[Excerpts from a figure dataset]
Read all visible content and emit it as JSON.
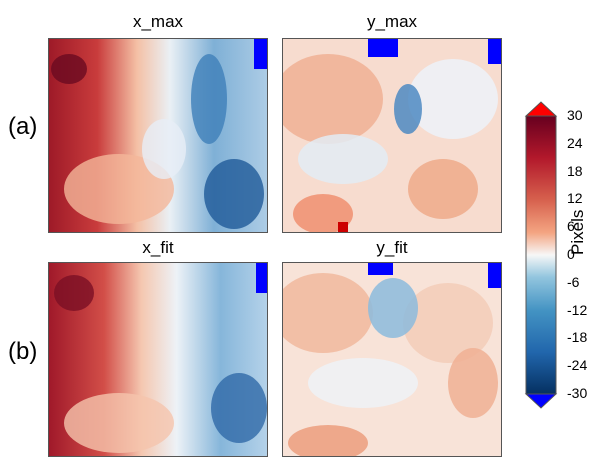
{
  "chart_data": [
    {
      "type": "heatmap",
      "title": "x_max",
      "row_label": "(a)",
      "dominant": "red-left / blue-right",
      "zlim": [
        -30,
        30
      ]
    },
    {
      "type": "heatmap",
      "title": "y_max",
      "row_label": "(a)",
      "dominant": "mostly light red with blue patches top",
      "zlim": [
        -30,
        30
      ]
    },
    {
      "type": "heatmap",
      "title": "x_fit",
      "row_label": "(b)",
      "dominant": "red-left / blue-right",
      "zlim": [
        -30,
        30
      ]
    },
    {
      "type": "heatmap",
      "title": "y_fit",
      "row_label": "(b)",
      "dominant": "mostly light red with blue patches top",
      "zlim": [
        -30,
        30
      ]
    }
  ],
  "row_labels": [
    "(a)",
    "(b)"
  ],
  "panel_titles": [
    "x_max",
    "y_max",
    "x_fit",
    "y_fit"
  ],
  "colorbar": {
    "label": "Pixels",
    "ticks": [
      "30",
      "24",
      "18",
      "12",
      "6",
      "0",
      "-6",
      "-12",
      "-18",
      "-24",
      "-30"
    ],
    "range": [
      -30,
      30
    ],
    "colors": {
      "top": "#67001f",
      "mid": "#f7f7f7",
      "bottom": "#053061",
      "over": "#ff0000",
      "under": "#0000ff"
    }
  }
}
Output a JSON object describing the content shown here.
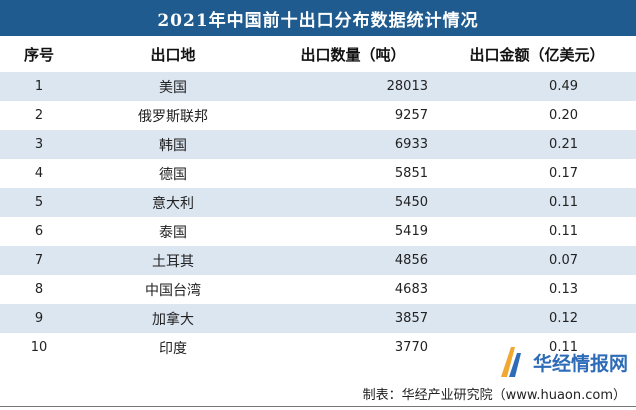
{
  "title": "2021年中国前十出口分布数据统计情况",
  "columns": [
    "序号",
    "出口地",
    "出口数量（吨）",
    "出口金额（亿美元）"
  ],
  "rows": [
    {
      "no": "1",
      "place": "美国",
      "qty": "28013",
      "amount": "0.49"
    },
    {
      "no": "2",
      "place": "俄罗斯联邦",
      "qty": "9257",
      "amount": "0.20"
    },
    {
      "no": "3",
      "place": "韩国",
      "qty": "6933",
      "amount": "0.21"
    },
    {
      "no": "4",
      "place": "德国",
      "qty": "5851",
      "amount": "0.17"
    },
    {
      "no": "5",
      "place": "意大利",
      "qty": "5450",
      "amount": "0.11"
    },
    {
      "no": "6",
      "place": "泰国",
      "qty": "5419",
      "amount": "0.11"
    },
    {
      "no": "7",
      "place": "土耳其",
      "qty": "4856",
      "amount": "0.07"
    },
    {
      "no": "8",
      "place": "中国台湾",
      "qty": "4683",
      "amount": "0.13"
    },
    {
      "no": "9",
      "place": "加拿大",
      "qty": "3857",
      "amount": "0.12"
    },
    {
      "no": "10",
      "place": "印度",
      "qty": "3770",
      "amount": "0.11"
    }
  ],
  "source": "制表：华经产业研究院（www.huaon.com）",
  "brand": {
    "name": "华经情报网",
    "icon": "brand-logo-icon"
  },
  "colors": {
    "header_bg": "#1f5b8e",
    "stripe": "#dce6f1",
    "brand": "#2e6cb8"
  }
}
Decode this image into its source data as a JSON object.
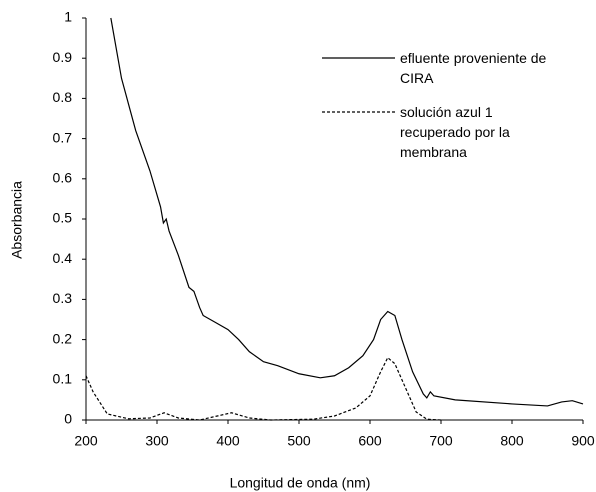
{
  "chart_data": {
    "type": "line",
    "xlabel": "Longitud de onda (nm)",
    "ylabel": "Absorbancia",
    "xlim": [
      200,
      900
    ],
    "xticks": [
      200,
      300,
      400,
      500,
      600,
      700,
      800,
      900
    ],
    "ylim": [
      0,
      1
    ],
    "yticks": [
      0,
      0.1,
      0.2,
      0.3,
      0.4,
      0.5,
      0.6,
      0.7,
      0.8,
      0.9,
      1
    ],
    "series": [
      {
        "name": "efluente proveniente de CIRA",
        "color": "#000000",
        "style": "solid",
        "x": [
          235,
          250,
          270,
          290,
          305,
          309,
          313,
          317,
          330,
          345,
          352,
          360,
          365,
          380,
          400,
          415,
          430,
          450,
          470,
          500,
          530,
          550,
          570,
          590,
          605,
          615,
          625,
          635,
          645,
          660,
          675,
          680,
          685,
          690,
          720,
          800,
          850,
          870,
          885,
          900
        ],
        "values": [
          1.0,
          0.85,
          0.72,
          0.62,
          0.53,
          0.49,
          0.5,
          0.47,
          0.41,
          0.33,
          0.32,
          0.28,
          0.26,
          0.245,
          0.225,
          0.2,
          0.17,
          0.145,
          0.135,
          0.115,
          0.105,
          0.11,
          0.13,
          0.16,
          0.2,
          0.25,
          0.27,
          0.26,
          0.2,
          0.12,
          0.065,
          0.055,
          0.07,
          0.06,
          0.05,
          0.04,
          0.035,
          0.045,
          0.048,
          0.04
        ]
      },
      {
        "name": "solución azul 1 recuperado por la membrana",
        "color": "#000000",
        "style": "dashed",
        "x": [
          200,
          210,
          230,
          260,
          290,
          310,
          330,
          360,
          390,
          405,
          430,
          460,
          520,
          550,
          580,
          600,
          615,
          625,
          635,
          650,
          665,
          680,
          700
        ],
        "values": [
          0.11,
          0.07,
          0.015,
          0.003,
          0.005,
          0.018,
          0.005,
          0,
          0.012,
          0.018,
          0.005,
          0,
          0.002,
          0.01,
          0.03,
          0.06,
          0.12,
          0.155,
          0.14,
          0.08,
          0.02,
          0.002,
          0
        ]
      }
    ]
  }
}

▸ **TO DO**
Gather each line in the data that holds the string "brand".

▸ **OUTPUT FOR THIS EXERCISE**
  "brand": {
    "icon": "brand-logo-icon"
    "brand": "#2e6cb8"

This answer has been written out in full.